GIVEN EXERCISE:
Restate the records below word for word, and omit the images they hold.

************

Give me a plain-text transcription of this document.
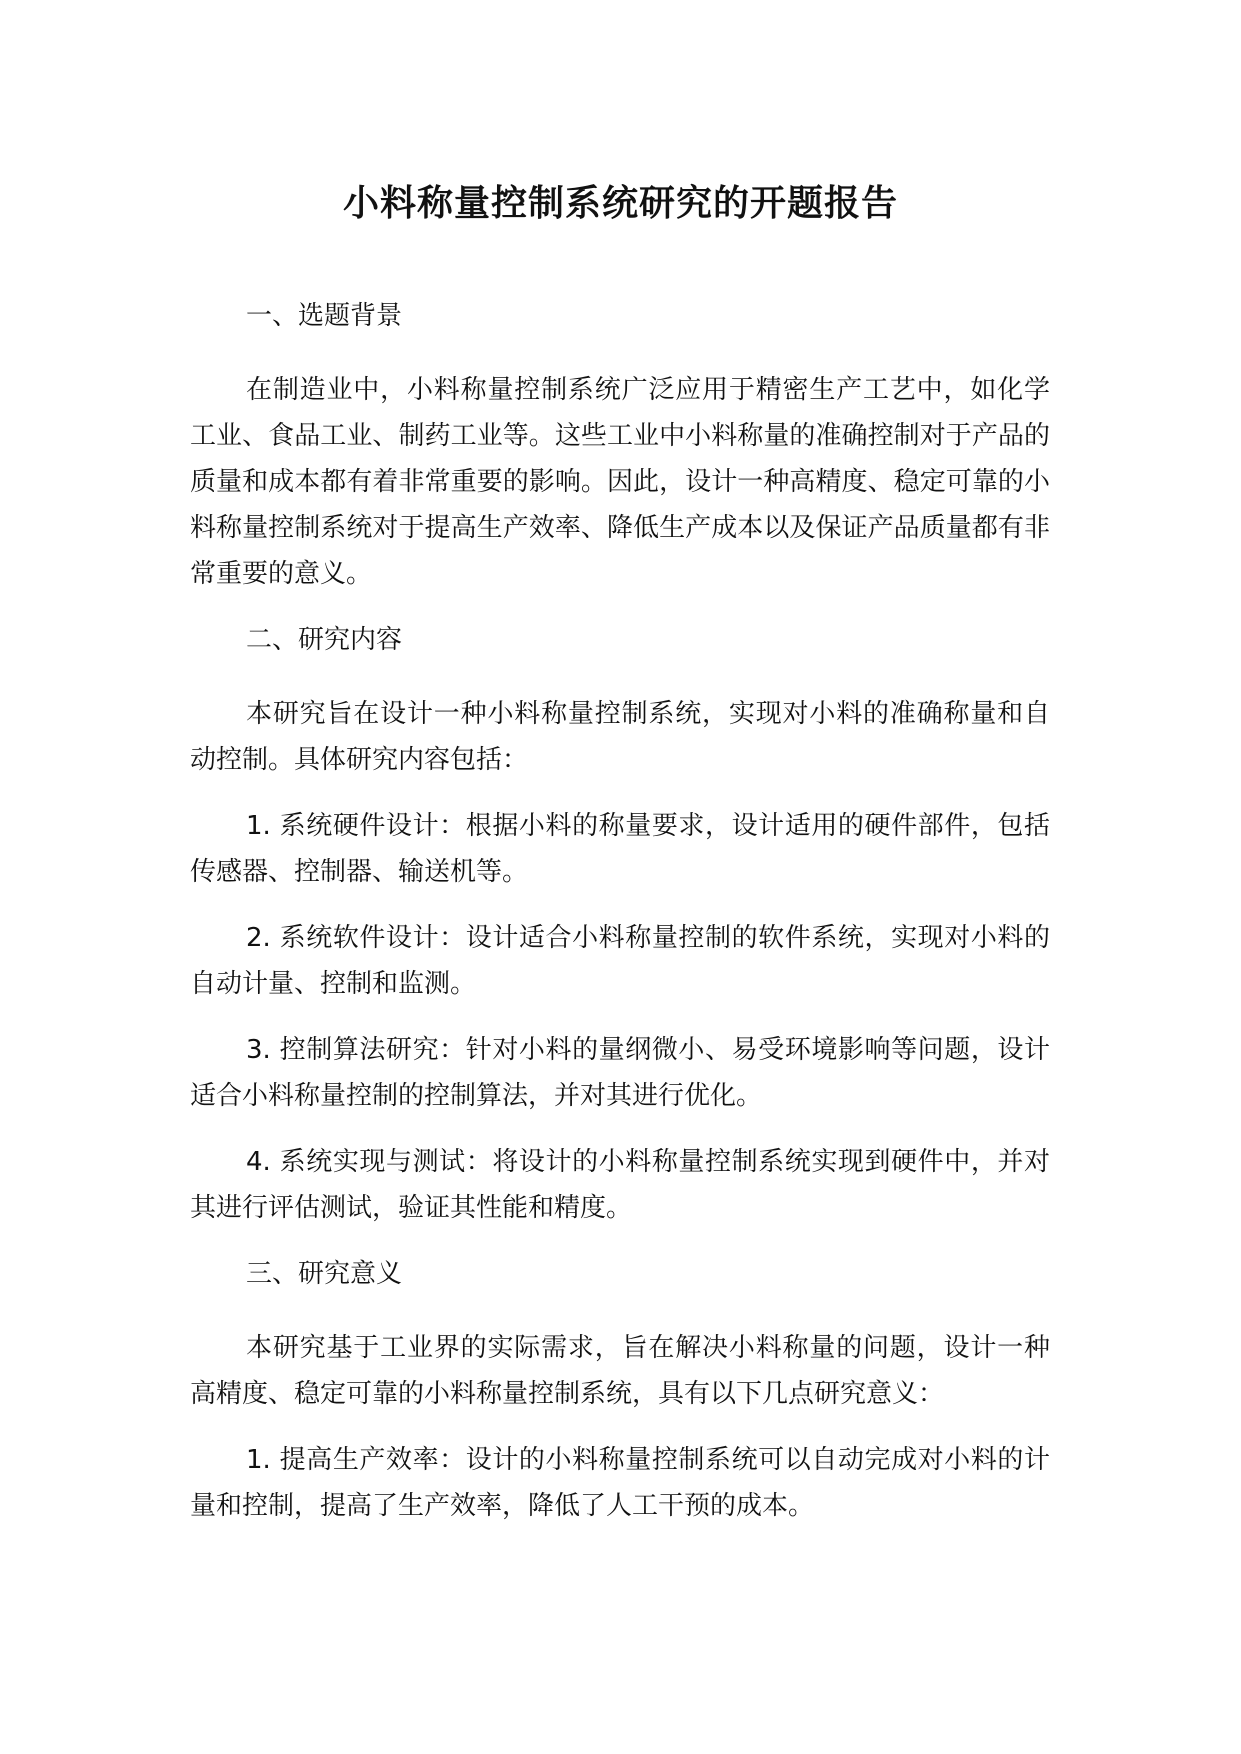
小料称量控制系统研究的开题报告

一、选题背景

在制造业中，小料称量控制系统广泛应用于精密生产工艺中，如化学工业、食品工业、制药工业等。这些工业中小料称量的准确控制对于产品的质量和成本都有着非常重要的影响。因此，设计一种高精度、稳定可靠的小料称量控制系统对于提高生产效率、降低生产成本以及保证产品质量都有非常重要的意义。

二、研究内容

本研究旨在设计一种小料称量控制系统，实现对小料的准确称量和自动控制。具体研究内容包括：

1. 系统硬件设计：根据小料的称量要求，设计适用的硬件部件，包括传感器、控制器、输送机等。

2. 系统软件设计：设计适合小料称量控制的软件系统，实现对小料的自动计量、控制和监测。

3. 控制算法研究：针对小料的量纲微小、易受环境影响等问题，设计适合小料称量控制的控制算法，并对其进行优化。

4. 系统实现与测试：将设计的小料称量控制系统实现到硬件中，并对其进行评估测试，验证其性能和精度。

三、研究意义

本研究基于工业界的实际需求，旨在解决小料称量的问题，设计一种高精度、稳定可靠的小料称量控制系统，具有以下几点研究意义：

1. 提高生产效率：设计的小料称量控制系统可以自动完成对小料的计量和控制，提高了生产效率，降低了人工干预的成本。
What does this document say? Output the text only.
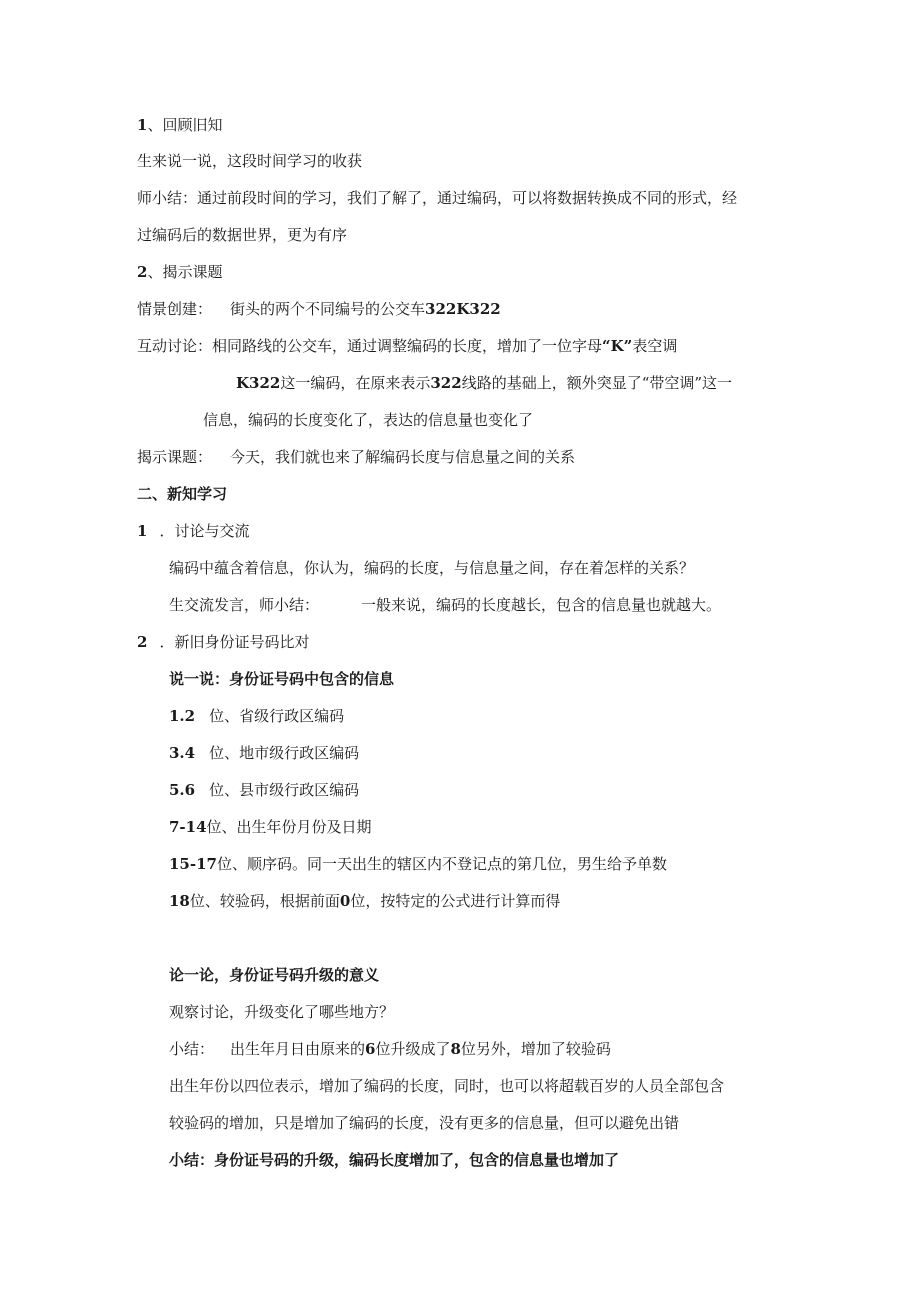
1、回顾旧知
生来说一说，这段时间学习的收获
师小结：通过前段时间的学习，我们了解了，通过编码，可以将数据转换成不同的形式，经
过编码后的数据世界，更为有序
2、揭示课题
情景创建： 街头的两个不同编号的公交车322K322
互动讨论：相同路线的公交车，通过调整编码的长度，增加了一位字母“K”表空调
K322这一编码，在原来表示322线路的基础上，额外突显了“带空调”这一
信息，编码的长度变化了，表达的信息量也变化了
揭示课题： 今天，我们就也来了解编码长度与信息量之间的关系
二、新知学习
1 ．讨论与交流
编码中蕴含着信息，你认为，编码的长度，与信息量之间，存在着怎样的关系？
生交流发言，师小结：	一般来说，编码的长度越长，包含的信息量也就越大。
2 ．新旧身份证号码比对
说一说：身份证号码中包含的信息
1.2 位、省级行政区编码
3.4 位、地市级行政区编码
5.6 位、县市级行政区编码
7-14位、出生年份月份及日期
15-17位、顺序码。同一天出生的辖区内不登记点的第几位，男生给予单数
18位、较验码，根据前面0位，按特定的公式进行计算而得
论一论，身份证号码升级的意义
观察讨论，升级变化了哪些地方？
小结： 出生年月日由原来的6位升级成了8位另外，增加了较验码
出生年份以四位表示，增加了编码的长度，同时，也可以将超载百岁的人员全部包含
较验码的增加，只是增加了编码的长度，没有更多的信息量，但可以避免出错
小结：身份证号码的升级，编码长度增加了，包含的信息量也增加了
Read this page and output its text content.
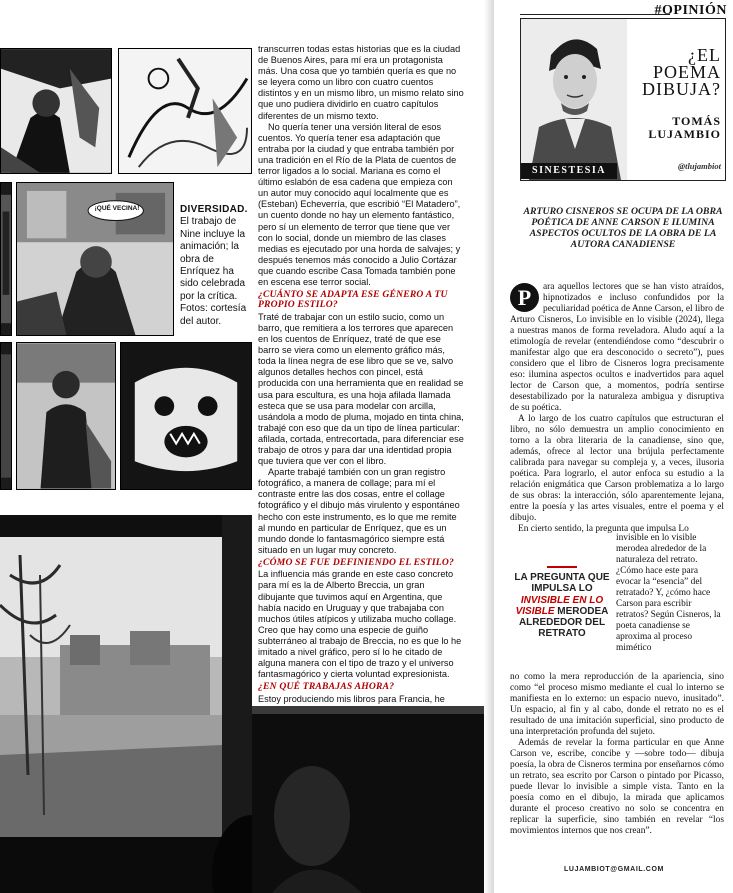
¡QUÉ VECINA!	DIVERSIDAD. El trabajo de Nine incluye la animación; la obra de Enríquez ha sido celebrada por la crítica. Fotos: cortesía del autor.

transcurren todas estas historias que es la ciudad de Buenos Aires, para mí era un protagonista más. Una cosa que yo también quería es que no se leyera como un libro con cuatro cuentos distintos y en un mismo libro, un mismo relato sino que uno pudiera dividirlo en cuatro capítulos diferentes de un mismo texto.

No quería tener una versión literal de esos cuentos. Yo quería tener esa adaptación que entraba por la ciudad y que entraba también por una tradición en el Río de la Plata de cuentos de terror ligados a lo social. Mariana es como el último eslabón de esa cadena que empieza con un autor muy conocido aquí localmente que es (Esteban) Echeverría, que escribió “El Matadero”, un cuento donde no hay un elemento fantástico, pero sí un elemento de terror que tiene que ver con lo social, donde un miembro de las clases medias es ejecutado por una horda de salvajes; y después tenemos más conocido a Julio Cortázar que cuando escribe Casa Tomada también pone en escena ese terror social.

¿CUÁNTO SE ADAPTA ESE GÉNERO A TU PROPIO ESTILO?

Traté de trabajar con un estilo sucio, como un barro, que remitiera a los terrores que aparecen en los cuentos de Enríquez, traté de que ese barro se viera como un elemento gráfico más, toda la línea negra de ese libro que se ve, salvo algunos detalles hechos con pincel, está producida con una herramienta que en realidad se usa para escultura, es una hoja afilada llamada esteca que se usa para modelar con arcilla, usándola a modo de pluma, mojado en tinta china, trabajé con eso que da un tipo de línea particular: afilada, cortada, entrecortada, para diferenciar ese trabajo de otros y para dar una identidad propia que tuviera que ver con el libro.

Aparte trabajé también con un gran registro fotográfico, a manera de collage; para mí el contraste entre las dos cosas, entre el collage fotográfico y el dibujo más virulento y espontáneo hecho con este instrumento, es lo que me remite al mundo en particular de Enríquez, que es un mundo donde lo fantasmagórico siempre está situado en un lugar muy concreto.

¿CÓMO SE FUE DEFINIENDO EL ESTILO?

La influencia más grande en este caso concreto para mí es la de Alberto Breccia, un gran dibujante que tuvimos aquí en Argentina, que había nacido en Uruguay y que trabajaba con muchos útiles atípicos y utilizaba mucho collage. Creo que hay como una especie de guiño subterráneo al trabajo de Breccia, no es que lo he imitado a nivel gráfico, pero sí lo he citado de alguna manera con el tipo de trazo y el universo fantasmagórico y cierta voluntad expresionista.

¿EN QUÉ TRABAJAS AHORA?

Estoy produciendo mis libros para Francia, he

#OPINIÓN
SINESTESIA
¿EL POEMA DIBUJA?
TOMÁS
LUJAMBIO
@tlujambiot
ARTURO CISNEROS SE OCUPA DE LA OBRA POÉTICA DE ANNE CARSON E ILUMINA ASPECTOS OCULTOS DE LA OBRA DE LA AUTORA CANADIENSE

P	ara aquellos lectores que se han visto atraídos, hipnotizados e incluso confundidos por la peculiaridad poética de Anne Carson, el libro de Arturo Cisneros, Lo invisible en lo visible (2024), llega a nuestras manos de forma reveladora. Aludo aquí a la etimología de revelar (entendiéndose como “descubrir o manifestar algo que era desconocido o secreto”), pues considero que el libro de Cisneros logra precisamente eso: ilumina aspectos ocultos e inadvertidos para aquel lector de Carson que, a momentos, podría sentirse desestabilizado por la naturaleza ambigua y disruptiva de su poética.

A lo largo de los cuatro capítulos que estructuran el libro, no sólo demuestra un amplio conocimiento en torno a la obra literaria de la canadiense, sino que, además, ofrece al lector una brújula perfectamente calibrada para navegar su compleja y, a veces, ilusoria poética. Para lograrlo, el autor enfoca su estudio a la relación enigmática que Carson problematiza a lo largo de sus obras: la interacción, sólo aparentemente lejana, entre la poesía y las artes visuales, entre el poema y el dibujo.

En cierto sentido, la pregunta que impulsa Lo

LA PREGUNTA QUE IMPULSA LO INVISIBLE EN LO VISIBLE MERODEA ALREDEDOR DEL RETRATO

invisible en lo visible merodea alrededor de la naturaleza del retrato. ¿Cómo hace este para evocar la “esencia” del retratado? Y, ¿cómo hace Carson para escribir retratos? Según Cisneros, la poeta canadiense se aproxima al proceso mimético

no como la mera reproducción de la apariencia, sino como “el proceso mismo mediante el cual lo interno se manifiesta en lo externo: un espacio nuevo, inusitado”. Un espacio, al fin y al cabo, donde el retrato no es el resultado de una imitación superficial, sino producto de una interpretación profunda del sujeto.

Además de revelar la forma particular en que Anne Carson ve, escribe, concibe y —sobre todo— dibuja poesía, la obra de Cisneros termina por enseñarnos cómo un retrato, sea escrito por Carson o pintado por Picasso, puede llevar lo invisible a simple vista. Tanto en la poesía como en el dibujo, la mirada que aplicamos durante el proceso creativo no solo se concentra en replicar la superficie, sino también en revelar “los movimientos internos que nos crean”.

LUJAMBIOT@GMAIL.COM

************

WORKED SOLUTION:
Give me a plain-text transcription of this document.
小料称量控制系统研究的开题报告

一、选题背景

在制造业中，小料称量控制系统广泛应用于精密生产工艺中，如化学工业、食品工业、制药工业等。这些工业中小料称量的准确控制对于产品的质量和成本都有着非常重要的影响。因此，设计一种高精度、稳定可靠的小料称量控制系统对于提高生产效率、降低生产成本以及保证产品质量都有非常重要的意义。

二、研究内容

本研究旨在设计一种小料称量控制系统，实现对小料的准确称量和自动控制。具体研究内容包括：

1. 系统硬件设计：根据小料的称量要求，设计适用的硬件部件，包括传感器、控制器、输送机等。

2. 系统软件设计：设计适合小料称量控制的软件系统，实现对小料的自动计量、控制和监测。

3. 控制算法研究：针对小料的量纲微小、易受环境影响等问题，设计适合小料称量控制的控制算法，并对其进行优化。

4. 系统实现与测试：将设计的小料称量控制系统实现到硬件中，并对其进行评估测试，验证其性能和精度。

三、研究意义

本研究基于工业界的实际需求，旨在解决小料称量的问题，设计一种高精度、稳定可靠的小料称量控制系统，具有以下几点研究意义：

1. 提高生产效率：设计的小料称量控制系统可以自动完成对小料的计量和控制，提高了生产效率，降低了人工干预的成本。
What does this document say? Output the text only.
1、回顾旧知
生来说一说，这段时间学习的收获
师小结：通过前段时间的学习，我们了解了，通过编码，可以将数据转换成不同的形式，经
过编码后的数据世界，更为有序
2、揭示课题
情景创建： 街头的两个不同编号的公交车322K322
互动讨论：相同路线的公交车，通过调整编码的长度，增加了一位字母“K”表空调
K322这一编码，在原来表示322线路的基础上，额外突显了“带空调”这一
信息，编码的长度变化了，表达的信息量也变化了
揭示课题： 今天，我们就也来了解编码长度与信息量之间的关系
二、新知学习
1 ．讨论与交流
编码中蕴含着信息，你认为，编码的长度，与信息量之间，存在着怎样的关系？
生交流发言，师小结：	一般来说，编码的长度越长，包含的信息量也就越大。
2 ．新旧身份证号码比对
说一说：身份证号码中包含的信息
1.2 位、省级行政区编码
3.4 位、地市级行政区编码
5.6 位、县市级行政区编码
7-14位、出生年份月份及日期
15-17位、顺序码。同一天出生的辖区内不登记点的第几位，男生给予单数
18位、较验码，根据前面0位，按特定的公式进行计算而得
论一论，身份证号码升级的意义
观察讨论，升级变化了哪些地方？
小结： 出生年月日由原来的6位升级成了8位另外，增加了较验码
出生年份以四位表示，增加了编码的长度，同时，也可以将超载百岁的人员全部包含
较验码的增加，只是增加了编码的长度，没有更多的信息量，但可以避免出错
小结：身份证号码的升级，编码长度增加了，包含的信息量也增加了
Read this page and output its text content.
¡QUÉ VECINA!	DIVERSIDAD. El trabajo de Nine incluye la animación; la obra de Enríquez ha sido celebrada por la crítica. Fotos: cortesía del autor.

transcurren todas estas historias que es la ciudad de Buenos Aires, para mí era un protagonista más. Una cosa que yo también quería es que no se leyera como un libro con cuatro cuentos distintos y en un mismo libro, un mismo relato sino que uno pudiera dividirlo en cuatro capítulos diferentes de un mismo texto.

No quería tener una versión literal de esos cuentos. Yo quería tener esa adaptación que entraba por la ciudad y que entraba también por una tradición en el Río de la Plata de cuentos de terror ligados a lo social. Mariana es como el último eslabón de esa cadena que empieza con un autor muy conocido aquí localmente que es (Esteban) Echeverría, que escribió “El Matadero”, un cuento donde no hay un elemento fantástico, pero sí un elemento de terror que tiene que ver con lo social, donde un miembro de las clases medias es ejecutado por una horda de salvajes; y después tenemos más conocido a Julio Cortázar que cuando escribe Casa Tomada también pone en escena ese terror social.

¿CUÁNTO SE ADAPTA ESE GÉNERO A TU PROPIO ESTILO?

Traté de trabajar con un estilo sucio, como un barro, que remitiera a los terrores que aparecen en los cuentos de Enríquez, traté de que ese barro se viera como un elemento gráfico más, toda la línea negra de ese libro que se ve, salvo algunos detalles hechos con pincel, está producida con una herramienta que en realidad se usa para escultura, es una hoja afilada llamada esteca que se usa para modelar con arcilla, usándola a modo de pluma, mojado en tinta china, trabajé con eso que da un tipo de línea particular: afilada, cortada, entrecortada, para diferenciar ese trabajo de otros y para dar una identidad propia que tuviera que ver con el libro.

Aparte trabajé también con un gran registro fotográfico, a manera de collage; para mí el contraste entre las dos cosas, entre el collage fotográfico y el dibujo más virulento y espontáneo hecho con este instrumento, es lo que me remite al mundo en particular de Enríquez, que es un mundo donde lo fantasmagórico siempre está situado en un lugar muy concreto.

¿CÓMO SE FUE DEFINIENDO EL ESTILO?

La influencia más grande en este caso concreto para mí es la de Alberto Breccia, un gran dibujante que tuvimos aquí en Argentina, que había nacido en Uruguay y que trabajaba con muchos útiles atípicos y utilizaba mucho collage. Creo que hay como una especie de guiño subterráneo al trabajo de Breccia, no es que lo he imitado a nivel gráfico, pero sí lo he citado de alguna manera con el tipo de trazo y el universo fantasmagórico y cierta voluntad expresionista.

¿EN QUÉ TRABAJAS AHORA?

Estoy produciendo mis libros para Francia, he

#OPINIÓN
SINESTESIA
¿EL POEMA DIBUJA?
TOMÁS
LUJAMBIO
@tlujambiot
ARTURO CISNEROS SE OCUPA DE LA OBRA POÉTICA DE ANNE CARSON E ILUMINA ASPECTOS OCULTOS DE LA OBRA DE LA AUTORA CANADIENSE

P	ara aquellos lectores que se han visto atraídos, hipnotizados e incluso confundidos por la peculiaridad poética de Anne Carson, el libro de Arturo Cisneros, Lo invisible en lo visible (2024), llega a nuestras manos de forma reveladora. Aludo aquí a la etimología de revelar (entendiéndose como “descubrir o manifestar algo que era desconocido o secreto”), pues considero que el libro de Cisneros logra precisamente eso: ilumina aspectos ocultos e inadvertidos para aquel lector de Carson que, a momentos, podría sentirse desestabilizado por la naturaleza ambigua y disruptiva de su poética.

A lo largo de los cuatro capítulos que estructuran el libro, no sólo demuestra un amplio conocimiento en torno a la obra literaria de la canadiense, sino que, además, ofrece al lector una brújula perfectamente calibrada para navegar su compleja y, a veces, ilusoria poética. Para lograrlo, el autor enfoca su estudio a la relación enigmática que Carson problematiza a lo largo de sus obras: la interacción, sólo aparentemente lejana, entre la poesía y las artes visuales, entre el poema y el dibujo.

En cierto sentido, la pregunta que impulsa Lo

LA PREGUNTA QUE IMPULSA LO INVISIBLE EN LO VISIBLE MERODEA ALREDEDOR DEL RETRATO

invisible en lo visible merodea alrededor de la naturaleza del retrato. ¿Cómo hace este para evocar la “esencia” del retratado? Y, ¿cómo hace Carson para escribir retratos? Según Cisneros, la poeta canadiense se aproxima al proceso mimético

no como la mera reproducción de la apariencia, sino como “el proceso mismo mediante el cual lo interno se manifiesta en lo externo: un espacio nuevo, inusitado”. Un espacio, al fin y al cabo, donde el retrato no es el resultado de una imitación superficial, sino producto de una interpretación profunda del sujeto.

Además de revelar la forma particular en que Anne Carson ve, escribe, concibe y —sobre todo— dibuja poesía, la obra de Cisneros termina por enseñarnos cómo un retrato, sea escrito por Carson o pintado por Picasso, puede llevar lo invisible a simple vista. Tanto en la poesía como en el dibujo, la mirada que aplicamos durante el proceso creativo no solo se concentra en replicar la superficie, sino también en revelar “los movimientos internos que nos crean”.

LUJAMBIOT@GMAIL.COM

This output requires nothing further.